_Passage_.
%%

Ceremonial Acceptance into Tusken Tribe

00:54:02
Speaker
Yeah. And. They do the cloak ceremony that we talked about where they're draping him and all this stuff. And I just commented to Whitney. I was like, I was like, yeah, we're just going to wrap you in this heavy shawl and then cover it in a wool jacket and make it all black.
00:54:18
Speaker
That way you're nice and comfortable in the desert. Yeah, perfect. Perfect. Perfect. This is space cloth, dude. It's made from cooling linen material that we aren't ah privy to here. Well, look, I know we live in the desert, as people probably know. We live in Arizona.
00:54:36
Speaker
You see people who are out doing road work or landscaping or whatever. It's long sleeves, long pants, because it helps keep you from getting dehydrated. So that aspect of it, I understand. Yeah, but the black is a tough choice to wear. Yeah, don't make it black, man. Like...
00:54:53
Speaker
But it looks cool. It does. He looks really cool. He looks really cool when he comes out. and He's got the hood up. It's very like Sith like. I got it. One sun. Black's not a good color. Two suns.

%%

_Excerpted data_.
%%

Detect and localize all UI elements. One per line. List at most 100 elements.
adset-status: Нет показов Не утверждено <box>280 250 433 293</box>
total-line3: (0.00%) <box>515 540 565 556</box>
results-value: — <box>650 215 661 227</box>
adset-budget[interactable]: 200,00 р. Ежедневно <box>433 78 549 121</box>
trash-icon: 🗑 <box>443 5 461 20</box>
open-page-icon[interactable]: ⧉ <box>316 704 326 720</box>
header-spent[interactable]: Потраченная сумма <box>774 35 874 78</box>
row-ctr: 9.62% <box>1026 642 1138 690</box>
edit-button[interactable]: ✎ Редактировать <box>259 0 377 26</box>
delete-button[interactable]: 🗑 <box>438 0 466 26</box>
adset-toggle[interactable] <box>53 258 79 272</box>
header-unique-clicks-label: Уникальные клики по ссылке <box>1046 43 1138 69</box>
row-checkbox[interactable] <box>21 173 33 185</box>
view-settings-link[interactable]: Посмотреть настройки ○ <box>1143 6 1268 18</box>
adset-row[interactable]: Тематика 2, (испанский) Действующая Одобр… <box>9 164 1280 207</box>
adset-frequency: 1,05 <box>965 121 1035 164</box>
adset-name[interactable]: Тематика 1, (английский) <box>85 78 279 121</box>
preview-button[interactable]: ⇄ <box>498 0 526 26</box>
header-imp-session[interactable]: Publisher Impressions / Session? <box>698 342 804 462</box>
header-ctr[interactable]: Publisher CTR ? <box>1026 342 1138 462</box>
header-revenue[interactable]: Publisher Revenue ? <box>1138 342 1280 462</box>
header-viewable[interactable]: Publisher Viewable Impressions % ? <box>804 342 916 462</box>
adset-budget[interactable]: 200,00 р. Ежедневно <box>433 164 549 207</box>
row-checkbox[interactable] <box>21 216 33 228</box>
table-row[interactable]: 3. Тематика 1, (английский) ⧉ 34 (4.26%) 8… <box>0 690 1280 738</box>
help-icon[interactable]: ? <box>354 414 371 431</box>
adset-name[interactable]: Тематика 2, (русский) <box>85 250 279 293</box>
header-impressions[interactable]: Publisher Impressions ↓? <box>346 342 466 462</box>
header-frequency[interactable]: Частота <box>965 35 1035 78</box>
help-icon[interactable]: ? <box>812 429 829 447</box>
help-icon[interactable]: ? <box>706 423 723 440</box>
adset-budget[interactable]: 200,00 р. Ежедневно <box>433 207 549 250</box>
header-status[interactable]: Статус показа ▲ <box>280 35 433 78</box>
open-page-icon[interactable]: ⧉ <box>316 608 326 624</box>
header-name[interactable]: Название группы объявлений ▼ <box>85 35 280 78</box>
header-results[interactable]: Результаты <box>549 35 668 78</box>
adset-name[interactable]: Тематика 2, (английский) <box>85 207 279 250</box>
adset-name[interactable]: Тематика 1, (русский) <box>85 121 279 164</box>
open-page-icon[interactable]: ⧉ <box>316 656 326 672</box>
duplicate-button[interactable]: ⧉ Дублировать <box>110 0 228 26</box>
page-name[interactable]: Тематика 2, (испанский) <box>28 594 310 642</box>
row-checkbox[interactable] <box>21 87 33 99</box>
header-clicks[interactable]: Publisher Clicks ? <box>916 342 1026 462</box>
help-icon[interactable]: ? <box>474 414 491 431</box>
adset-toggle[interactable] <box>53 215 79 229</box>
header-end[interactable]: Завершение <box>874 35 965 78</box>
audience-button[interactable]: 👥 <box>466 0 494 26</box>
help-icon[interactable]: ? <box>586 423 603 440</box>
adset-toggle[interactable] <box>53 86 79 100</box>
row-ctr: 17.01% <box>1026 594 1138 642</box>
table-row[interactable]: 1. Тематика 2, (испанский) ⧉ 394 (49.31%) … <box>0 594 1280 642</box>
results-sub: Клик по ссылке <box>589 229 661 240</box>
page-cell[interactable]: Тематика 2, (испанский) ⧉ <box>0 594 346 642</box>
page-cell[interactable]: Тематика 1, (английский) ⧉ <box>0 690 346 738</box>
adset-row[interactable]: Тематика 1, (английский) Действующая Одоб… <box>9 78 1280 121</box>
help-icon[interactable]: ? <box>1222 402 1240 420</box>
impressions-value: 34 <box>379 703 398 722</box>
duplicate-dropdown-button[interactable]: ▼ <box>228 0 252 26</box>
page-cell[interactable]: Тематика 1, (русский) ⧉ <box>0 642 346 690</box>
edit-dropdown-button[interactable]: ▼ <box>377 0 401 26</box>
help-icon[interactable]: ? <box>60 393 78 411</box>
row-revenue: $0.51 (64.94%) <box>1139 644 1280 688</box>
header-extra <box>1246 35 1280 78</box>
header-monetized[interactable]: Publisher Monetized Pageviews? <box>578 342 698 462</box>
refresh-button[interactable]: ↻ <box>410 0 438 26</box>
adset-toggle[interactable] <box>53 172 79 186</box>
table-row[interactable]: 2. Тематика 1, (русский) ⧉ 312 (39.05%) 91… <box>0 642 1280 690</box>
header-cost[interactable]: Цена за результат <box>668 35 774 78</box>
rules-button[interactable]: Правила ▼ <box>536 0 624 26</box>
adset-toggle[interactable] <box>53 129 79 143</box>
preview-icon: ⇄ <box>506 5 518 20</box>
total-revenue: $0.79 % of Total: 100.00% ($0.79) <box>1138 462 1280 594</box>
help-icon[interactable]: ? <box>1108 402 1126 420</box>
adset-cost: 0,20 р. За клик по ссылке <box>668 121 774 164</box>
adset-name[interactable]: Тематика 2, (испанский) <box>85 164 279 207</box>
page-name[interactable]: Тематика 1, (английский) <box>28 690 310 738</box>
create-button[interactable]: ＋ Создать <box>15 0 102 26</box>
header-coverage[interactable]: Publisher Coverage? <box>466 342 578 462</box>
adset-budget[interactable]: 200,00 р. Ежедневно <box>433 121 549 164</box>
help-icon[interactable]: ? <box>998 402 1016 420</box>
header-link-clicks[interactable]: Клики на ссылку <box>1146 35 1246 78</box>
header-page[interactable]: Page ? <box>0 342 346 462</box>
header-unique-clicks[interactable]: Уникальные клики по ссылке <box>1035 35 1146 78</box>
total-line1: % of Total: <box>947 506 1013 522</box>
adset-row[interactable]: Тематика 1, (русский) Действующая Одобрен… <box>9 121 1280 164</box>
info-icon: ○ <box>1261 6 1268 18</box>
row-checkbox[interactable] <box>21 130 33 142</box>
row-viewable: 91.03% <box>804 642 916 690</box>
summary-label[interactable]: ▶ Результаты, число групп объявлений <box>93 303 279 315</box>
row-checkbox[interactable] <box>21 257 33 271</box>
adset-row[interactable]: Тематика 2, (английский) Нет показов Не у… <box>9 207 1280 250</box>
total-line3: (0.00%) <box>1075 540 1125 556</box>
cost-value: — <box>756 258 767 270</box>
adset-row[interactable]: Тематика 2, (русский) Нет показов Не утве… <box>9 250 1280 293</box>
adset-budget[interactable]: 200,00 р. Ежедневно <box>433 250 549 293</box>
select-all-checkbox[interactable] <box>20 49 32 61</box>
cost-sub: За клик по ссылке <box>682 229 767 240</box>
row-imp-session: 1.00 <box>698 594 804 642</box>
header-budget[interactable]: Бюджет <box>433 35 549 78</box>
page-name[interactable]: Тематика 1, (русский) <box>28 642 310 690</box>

%%
%%

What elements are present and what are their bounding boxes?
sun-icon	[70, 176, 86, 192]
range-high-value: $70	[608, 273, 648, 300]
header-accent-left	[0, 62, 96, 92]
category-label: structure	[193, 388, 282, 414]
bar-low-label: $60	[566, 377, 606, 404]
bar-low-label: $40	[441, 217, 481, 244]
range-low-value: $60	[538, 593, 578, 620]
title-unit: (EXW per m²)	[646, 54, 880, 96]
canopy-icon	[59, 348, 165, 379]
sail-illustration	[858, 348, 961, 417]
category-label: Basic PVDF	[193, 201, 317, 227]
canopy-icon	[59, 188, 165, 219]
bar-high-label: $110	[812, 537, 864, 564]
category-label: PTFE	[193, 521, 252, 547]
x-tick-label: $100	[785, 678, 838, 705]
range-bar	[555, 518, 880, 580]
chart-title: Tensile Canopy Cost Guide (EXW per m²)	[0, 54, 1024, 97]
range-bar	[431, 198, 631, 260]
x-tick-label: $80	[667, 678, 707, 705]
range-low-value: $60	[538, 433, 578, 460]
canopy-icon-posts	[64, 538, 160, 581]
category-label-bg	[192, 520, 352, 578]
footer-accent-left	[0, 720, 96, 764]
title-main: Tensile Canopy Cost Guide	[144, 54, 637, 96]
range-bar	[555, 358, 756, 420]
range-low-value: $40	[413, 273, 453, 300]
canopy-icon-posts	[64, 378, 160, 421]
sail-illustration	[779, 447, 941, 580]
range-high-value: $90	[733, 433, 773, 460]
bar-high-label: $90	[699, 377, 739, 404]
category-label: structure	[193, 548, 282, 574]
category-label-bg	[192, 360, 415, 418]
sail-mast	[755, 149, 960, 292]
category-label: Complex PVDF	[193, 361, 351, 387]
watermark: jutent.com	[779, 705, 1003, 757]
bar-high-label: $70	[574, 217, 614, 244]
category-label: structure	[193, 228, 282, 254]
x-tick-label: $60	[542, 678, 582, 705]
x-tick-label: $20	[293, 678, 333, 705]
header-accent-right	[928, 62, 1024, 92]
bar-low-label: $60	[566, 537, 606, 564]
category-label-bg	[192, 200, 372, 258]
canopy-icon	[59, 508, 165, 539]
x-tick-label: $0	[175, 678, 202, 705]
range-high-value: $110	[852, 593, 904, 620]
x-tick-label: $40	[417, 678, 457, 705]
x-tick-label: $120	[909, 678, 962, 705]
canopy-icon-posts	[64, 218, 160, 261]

%%

_Instructions_.
A - Which timestamps appear in the Tusken ceremony transcript?
B - Could you extend the Tusken ceremony transcript by a few more lines of the same casual conversation, starting after its last sentence?
The data is separate material, unrelated to the Tusken ceremony transcript.

_Solved problems_.
A - 00:54:02, 00:54:18, 00:54:36, 00:54:53

B -
00:55:05
Speaker
Somehow black's a good color. Because the light beams hit each other and then bounce off the black because it's well The force. The force.
00:55:17
Speaker
We also know in Tucson, black is a good color because everybody that I know in Tucson has black shirts. Everybody. Well, it just turns out that everybody you know is a bartender. And much like the meme that somebody just sent to me right before we started recording, bartender uniform, black shirt, black pants, black sole.
00:55:38
Speaker
White shoes, Cadillac. That boy is always a bartender. That boy pours Irish car bombs. There you go. ah And then he goes off and forges the gaffy stick in this thing. Great fucking scene.
00:55:55
Speaker
There was a couple different things that said this online, that this was ah reused concept art or reused from Ralph McQuarrie concept art of Tuscan settlement.
00:56:06
Speaker
Oh, cool. it's kind of like this kind of like half shell. ah It looks like a piece of an airplane, which obviously isn't here. It's probably a piece of a ship, maybe but like this half shell of metal and then like this forge and all this stuff.
00:56:17
Speaker
But it did remind me of one of the lesser MCU movies. i don't know if you saw it or if you did see it, if you remember it. But Eternals. Oh, yeah, I saw it. Do I remember the dude? The dude. ah God, who plays him?
00:56:33
Speaker
Gilgamesh, the big guy who's hanging out with Angelina Jolie. black He's kind of there. He's kind of their forger. I think he's Asian. OK, I remember the forger. i don't remember. i I saw the movie once in theaters. I saw it once as everybody else home.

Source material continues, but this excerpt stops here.